How to complete this task >> If a line in the entries below includes "mAbs", pick it out and copy it.

(Extracts from a graphics dataset)
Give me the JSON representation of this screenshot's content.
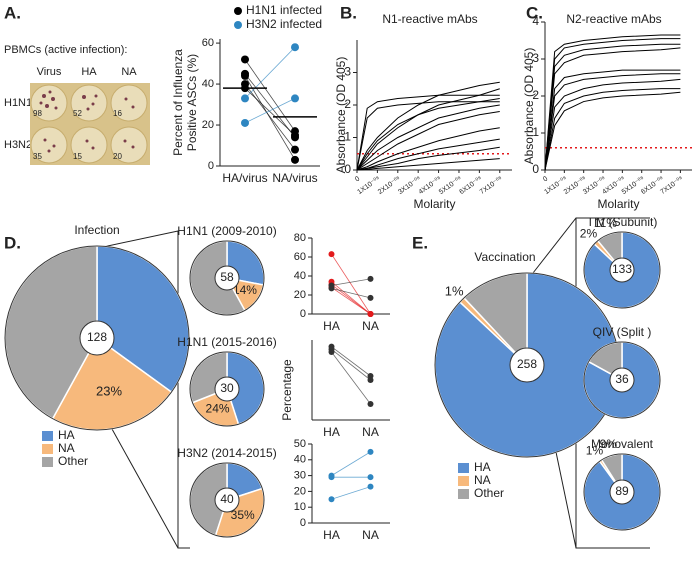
{
  "panel_labels": [
    "A.",
    "B.",
    "C.",
    "D.",
    "E."
  ],
  "elispot": {
    "title": "PBMCs (active infection):",
    "columns": [
      "Virus",
      "HA",
      "NA"
    ],
    "rows": [
      "H1N1",
      "H3N2"
    ],
    "counts": [
      [
        98,
        52,
        16
      ],
      [
        35,
        15,
        20
      ]
    ]
  },
  "chart_data": [
    {
      "type": "paired",
      "ylabel": [
        "Percent of Influenza",
        "Positive ASCs (%)"
      ],
      "categories": [
        "HA/virus",
        "NA/virus"
      ],
      "ylim": [
        0,
        62
      ],
      "yticks": [
        0,
        20,
        40,
        60
      ],
      "medians": [
        38,
        24
      ],
      "series": [
        {
          "name": "H1N1 infected",
          "color": "#000000",
          "values": [
            [
              52,
              17
            ],
            [
              45,
              14
            ],
            [
              44,
              3
            ],
            [
              40,
              8
            ],
            [
              38,
              15
            ]
          ]
        },
        {
          "name": "H3N2 infected",
          "color": "#2e86c1",
          "values": [
            [
              33,
              58
            ],
            [
              21,
              33
            ]
          ]
        }
      ]
    },
    {
      "type": "curves",
      "title": "N1-reactive mAbs",
      "xlabel": "Molarity",
      "ylabel": "Absorbance (OD 405)",
      "x": [
        0,
        5e-09,
        1e-08,
        2e-08,
        3e-08,
        4e-08,
        6e-08,
        7e-08
      ],
      "xlim": [
        0,
        7.6e-08
      ],
      "xticks": [
        0,
        {
          "value": 1e-08,
          "label": "1X10⁻⁰⁸"
        },
        {
          "value": 2e-08,
          "label": "2X10⁻⁰⁸"
        },
        {
          "value": 3e-08,
          "label": "3X10⁻⁰⁸"
        },
        {
          "value": 4e-08,
          "label": "4X10⁻⁰⁸"
        },
        {
          "value": 5e-08,
          "label": "5X10⁻⁰⁸"
        },
        {
          "value": 6e-08,
          "label": "6X10⁻⁰⁸"
        },
        {
          "value": 7e-08,
          "label": "7X10⁻⁰⁸"
        }
      ],
      "ylim": [
        0,
        4
      ],
      "yticks": [
        0,
        1,
        2,
        3
      ],
      "threshold": 0.5,
      "threshold_color": "#e31a1c",
      "color": "#000000",
      "series": [
        {
          "values": [
            0,
            1.9,
            2.1,
            2.2,
            2.25,
            2.3,
            2.3,
            2.3
          ]
        },
        {
          "values": [
            0,
            1.6,
            1.9,
            2.0,
            2.05,
            2.1,
            2.1,
            2.1
          ]
        },
        {
          "values": [
            0,
            0.6,
            1.0,
            1.6,
            2.0,
            2.3,
            2.6,
            2.7
          ]
        },
        {
          "values": [
            0,
            0.4,
            0.8,
            1.3,
            1.7,
            2.0,
            2.3,
            2.5
          ]
        },
        {
          "values": [
            0,
            0.5,
            0.9,
            1.4,
            1.7,
            1.9,
            2.1,
            2.2
          ]
        },
        {
          "values": [
            0,
            0.3,
            0.6,
            1.0,
            1.3,
            1.6,
            1.9,
            2.0
          ]
        },
        {
          "values": [
            0,
            0.2,
            0.4,
            0.8,
            1.1,
            1.4,
            1.7,
            1.8
          ]
        },
        {
          "values": [
            0,
            0.1,
            0.25,
            0.5,
            0.7,
            0.9,
            1.2,
            1.3
          ]
        },
        {
          "values": [
            0,
            0.05,
            0.15,
            0.35,
            0.5,
            0.65,
            0.85,
            0.95
          ]
        },
        {
          "values": [
            0,
            0.05,
            0.1,
            0.2,
            0.35,
            0.45,
            0.6,
            0.7
          ]
        },
        {
          "values": [
            0,
            0.02,
            0.05,
            0.1,
            0.15,
            0.2,
            0.3,
            0.35
          ]
        }
      ]
    },
    {
      "type": "curves",
      "title": "N2-reactive mAbs",
      "xlabel": "Molarity",
      "ylabel": "Absorbance (OD 405)",
      "x": [
        0,
        5e-09,
        1e-08,
        2e-08,
        3e-08,
        4e-08,
        6e-08,
        7e-08
      ],
      "xlim": [
        0,
        7.6e-08
      ],
      "xticks": [
        0,
        {
          "value": 1e-08,
          "label": "1X10⁻⁰⁸"
        },
        {
          "value": 2e-08,
          "label": "2X10⁻⁰⁸"
        },
        {
          "value": 3e-08,
          "label": "3X10⁻⁰⁸"
        },
        {
          "value": 4e-08,
          "label": "4X10⁻⁰⁸"
        },
        {
          "value": 5e-08,
          "label": "5X10⁻⁰⁸"
        },
        {
          "value": 6e-08,
          "label": "6X10⁻⁰⁸"
        },
        {
          "value": 7e-08,
          "label": "7X10⁻⁰⁸"
        }
      ],
      "ylim": [
        0,
        4
      ],
      "yticks": [
        0,
        1,
        2,
        3,
        4
      ],
      "threshold": 0.6,
      "threshold_color": "#e31a1c",
      "color": "#000000",
      "series": [
        {
          "values": [
            0,
            3.2,
            3.4,
            3.5,
            3.55,
            3.6,
            3.65,
            3.65
          ]
        },
        {
          "values": [
            0,
            3.0,
            3.3,
            3.4,
            3.45,
            3.5,
            3.55,
            3.55
          ]
        },
        {
          "values": [
            0,
            2.8,
            3.1,
            3.25,
            3.3,
            3.35,
            3.4,
            3.4
          ]
        },
        {
          "values": [
            0,
            2.6,
            2.9,
            3.1,
            3.15,
            3.2,
            3.25,
            3.3
          ]
        },
        {
          "values": [
            0,
            2.2,
            2.5,
            2.6,
            2.65,
            2.7,
            2.7,
            2.7
          ]
        },
        {
          "values": [
            0,
            2.0,
            2.3,
            2.45,
            2.5,
            2.55,
            2.6,
            2.6
          ]
        },
        {
          "values": [
            0,
            1.7,
            2.0,
            2.2,
            2.3,
            2.35,
            2.4,
            2.45
          ]
        },
        {
          "values": [
            0,
            1.4,
            1.8,
            2.0,
            2.1,
            2.15,
            2.2,
            2.2
          ]
        },
        {
          "values": [
            0,
            1.2,
            1.6,
            1.85,
            1.95,
            2.0,
            2.05,
            2.1
          ]
        }
      ]
    },
    {
      "type": "pie",
      "title": "Infection",
      "total": 128,
      "categories": [
        "HA",
        "NA",
        "Other"
      ],
      "colors": [
        "#5b8fd1",
        "#f7b97c",
        "#a5a5a5"
      ],
      "values": [
        35,
        23,
        42
      ],
      "value_labels": [
        null,
        "23%",
        null
      ],
      "legend": true
    },
    {
      "type": "pie",
      "title": "H1N1 (2009-2010)",
      "total": 58,
      "categories": [
        "HA",
        "NA",
        "Other"
      ],
      "colors": [
        "#5b8fd1",
        "#f7b97c",
        "#a5a5a5"
      ],
      "values": [
        28,
        14,
        58
      ],
      "value_labels": [
        null,
        "14%",
        null
      ]
    },
    {
      "type": "pie",
      "title": "H1N1 (2015-2016)",
      "total": 30,
      "categories": [
        "HA",
        "NA",
        "Other"
      ],
      "colors": [
        "#5b8fd1",
        "#f7b97c",
        "#a5a5a5"
      ],
      "values": [
        45,
        24,
        31
      ],
      "value_labels": [
        null,
        "24%",
        null
      ]
    },
    {
      "type": "pie",
      "title": "H3N2 (2014-2015)",
      "total": 40,
      "categories": [
        "HA",
        "NA",
        "Other"
      ],
      "colors": [
        "#5b8fd1",
        "#f7b97c",
        "#a5a5a5"
      ],
      "values": [
        20,
        35,
        45
      ],
      "value_labels": [
        null,
        "35%",
        null
      ]
    },
    {
      "type": "paired",
      "categories": [
        "HA",
        "NA"
      ],
      "ylim": [
        0,
        80
      ],
      "yticks": [
        0,
        20,
        40,
        60,
        80
      ],
      "series": [
        {
          "color": "#e31a1c",
          "values": [
            [
              63,
              0
            ],
            [
              34,
              0
            ],
            [
              31,
              0
            ],
            [
              28,
              0
            ]
          ]
        },
        {
          "color": "#333333",
          "values": [
            [
              30,
              37
            ],
            [
              27,
              17
            ]
          ]
        }
      ]
    },
    {
      "type": "paired",
      "ylabel": "Percentage",
      "categories": [
        "HA",
        "NA"
      ],
      "ylim": [
        0,
        60
      ],
      "series": [
        {
          "color": "#333333",
          "values": [
            [
              55,
              33
            ],
            [
              53,
              30
            ],
            [
              51,
              12
            ]
          ]
        }
      ]
    },
    {
      "type": "paired",
      "categories": [
        "HA",
        "NA"
      ],
      "ylim": [
        0,
        50
      ],
      "yticks": [
        0,
        10,
        20,
        30,
        40,
        50
      ],
      "series": [
        {
          "color": "#2e86c1",
          "values": [
            [
              30,
              45
            ],
            [
              29,
              29
            ],
            [
              15,
              23
            ]
          ]
        }
      ]
    },
    {
      "type": "pie",
      "title": "Vaccination",
      "total": 258,
      "categories": [
        "HA",
        "NA",
        "Other"
      ],
      "colors": [
        "#5b8fd1",
        "#f7b97c",
        "#a5a5a5"
      ],
      "values": [
        87,
        1,
        12
      ],
      "value_labels": [
        null,
        "1%",
        null
      ],
      "legend": true
    },
    {
      "type": "pie",
      "title": "TIV (Subunit)",
      "total": 133,
      "categories": [
        "HA",
        "NA",
        "Other"
      ],
      "colors": [
        "#5b8fd1",
        "#f7b97c",
        "#a5a5a5"
      ],
      "values": [
        87,
        2,
        11
      ],
      "value_labels": [
        null,
        "2%",
        "11%"
      ]
    },
    {
      "type": "pie",
      "title": "QIV (Split )",
      "total": 36,
      "categories": [
        "HA",
        "NA",
        "Other"
      ],
      "colors": [
        "#5b8fd1",
        "#f7b97c",
        "#a5a5a5"
      ],
      "values": [
        83,
        0,
        17
      ],
      "value_labels": [
        null,
        null,
        null
      ]
    },
    {
      "type": "pie",
      "title": "Monovalent",
      "total": 89,
      "categories": [
        "HA",
        "NA",
        "Other"
      ],
      "colors": [
        "#5b8fd1",
        "#f7b97c",
        "#a5a5a5"
      ],
      "values": [
        90,
        1,
        9
      ],
      "value_labels": [
        null,
        "1%",
        "9%"
      ]
    }
  ]
}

Solution >>
      "title": "N1-reactive mAbs",
      "title": "N2-reactive mAbs",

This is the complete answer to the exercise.